* Extracted data entries
###
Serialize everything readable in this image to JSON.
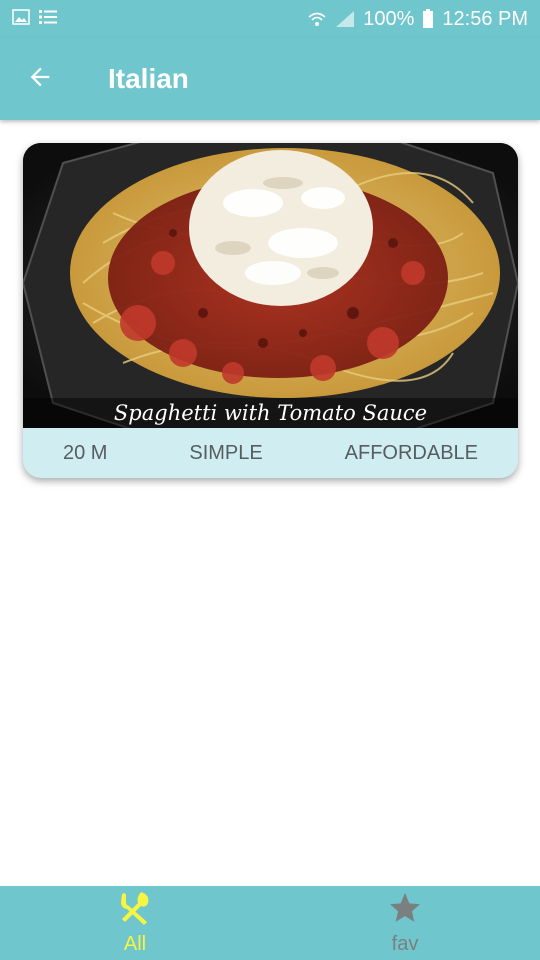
{
  "status_bar": {
    "left_icons": [
      "image-icon",
      "list-icon"
    ],
    "battery": "100%",
    "time": "12:56 PM",
    "right_icons": [
      "wifi-icon",
      "signal-icon",
      "battery-icon"
    ]
  },
  "app_bar": {
    "back_icon": "arrow-left-icon",
    "title": "Italian"
  },
  "meals": [
    {
      "title": "Spaghetti with Tomato Sauce",
      "duration": "20 M",
      "complexity": "SIMPLE",
      "affordability": "AFFORDABLE"
    }
  ],
  "bottom_nav": {
    "items": [
      {
        "label": "All",
        "icon": "utensils-icon",
        "active": true
      },
      {
        "label": "fav",
        "icon": "star-icon",
        "active": false
      }
    ]
  },
  "colors": {
    "primary": "#6fc6cc",
    "card_footer": "#d0eef2",
    "nav_active": "#f5f542",
    "nav_inactive": "#7a7f80",
    "meta_text": "#555d60"
  }
}
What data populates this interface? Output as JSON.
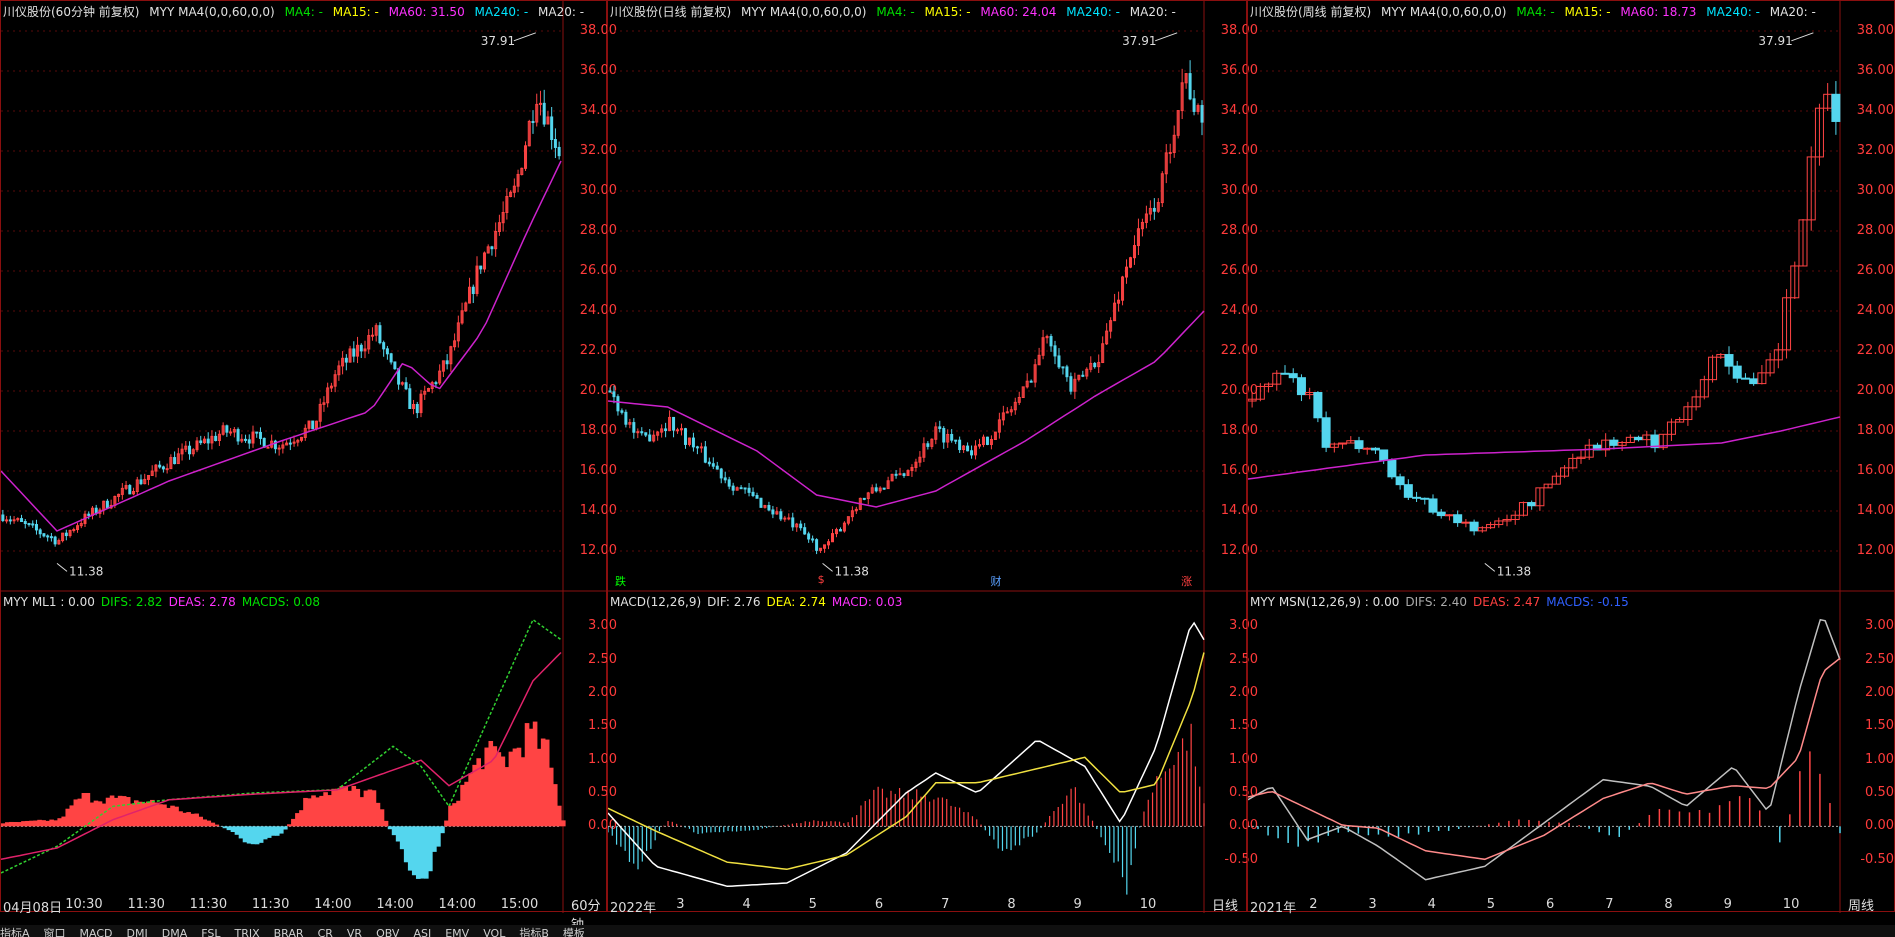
###
* OBJECTIVE
Check each line of the records for the word "title", and show the lines that contain it.

* WORKED ANSWER
    "title": "Italian"
      "title": "Spaghetti with Tomato Sauce",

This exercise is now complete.